- RECORDS FOR THIS TASK -
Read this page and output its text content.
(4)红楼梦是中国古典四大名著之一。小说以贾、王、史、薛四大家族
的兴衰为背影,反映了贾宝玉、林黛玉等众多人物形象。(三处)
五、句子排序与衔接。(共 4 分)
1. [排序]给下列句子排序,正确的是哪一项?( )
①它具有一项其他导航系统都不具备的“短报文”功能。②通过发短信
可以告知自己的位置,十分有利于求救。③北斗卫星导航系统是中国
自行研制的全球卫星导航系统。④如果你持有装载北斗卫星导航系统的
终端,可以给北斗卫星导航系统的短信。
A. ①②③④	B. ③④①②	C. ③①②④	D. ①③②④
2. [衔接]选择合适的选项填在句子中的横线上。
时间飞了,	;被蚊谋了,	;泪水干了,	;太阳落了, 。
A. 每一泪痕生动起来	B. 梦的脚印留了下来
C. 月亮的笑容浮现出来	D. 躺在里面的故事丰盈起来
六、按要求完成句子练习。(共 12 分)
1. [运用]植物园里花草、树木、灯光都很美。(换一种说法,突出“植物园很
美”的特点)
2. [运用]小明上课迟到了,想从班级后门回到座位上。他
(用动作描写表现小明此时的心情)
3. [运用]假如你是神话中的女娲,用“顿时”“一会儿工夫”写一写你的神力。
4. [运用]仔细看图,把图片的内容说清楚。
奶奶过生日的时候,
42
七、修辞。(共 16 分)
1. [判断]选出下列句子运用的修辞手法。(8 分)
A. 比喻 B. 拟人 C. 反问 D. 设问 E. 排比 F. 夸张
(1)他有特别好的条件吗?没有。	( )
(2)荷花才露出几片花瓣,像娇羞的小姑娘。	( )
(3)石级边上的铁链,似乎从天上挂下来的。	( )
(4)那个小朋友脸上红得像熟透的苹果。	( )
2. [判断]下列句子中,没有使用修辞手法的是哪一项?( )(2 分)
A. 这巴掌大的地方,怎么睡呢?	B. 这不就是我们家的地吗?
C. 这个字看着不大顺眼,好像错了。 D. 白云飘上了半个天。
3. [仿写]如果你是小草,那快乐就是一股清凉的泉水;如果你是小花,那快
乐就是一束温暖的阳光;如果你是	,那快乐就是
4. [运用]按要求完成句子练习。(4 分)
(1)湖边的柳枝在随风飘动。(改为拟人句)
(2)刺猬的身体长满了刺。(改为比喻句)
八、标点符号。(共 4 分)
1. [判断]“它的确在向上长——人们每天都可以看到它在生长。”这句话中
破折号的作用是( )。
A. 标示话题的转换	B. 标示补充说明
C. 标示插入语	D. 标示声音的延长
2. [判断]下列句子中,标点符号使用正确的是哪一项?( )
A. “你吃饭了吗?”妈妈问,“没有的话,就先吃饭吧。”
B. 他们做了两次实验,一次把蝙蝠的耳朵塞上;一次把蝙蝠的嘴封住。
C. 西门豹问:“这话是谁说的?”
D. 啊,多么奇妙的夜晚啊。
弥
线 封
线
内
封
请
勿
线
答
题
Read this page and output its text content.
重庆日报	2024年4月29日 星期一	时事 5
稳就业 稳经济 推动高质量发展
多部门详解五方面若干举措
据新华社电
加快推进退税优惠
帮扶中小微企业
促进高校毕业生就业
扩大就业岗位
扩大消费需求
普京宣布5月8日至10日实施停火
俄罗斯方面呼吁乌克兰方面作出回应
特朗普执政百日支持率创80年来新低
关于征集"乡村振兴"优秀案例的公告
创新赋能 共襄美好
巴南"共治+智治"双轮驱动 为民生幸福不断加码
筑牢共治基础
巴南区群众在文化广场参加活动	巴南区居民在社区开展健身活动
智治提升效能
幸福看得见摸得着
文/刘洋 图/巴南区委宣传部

- REQUEST -
State how many lines of the records above contain "下列句子中", with no words besides the number.

- FULL OUTPUT -
2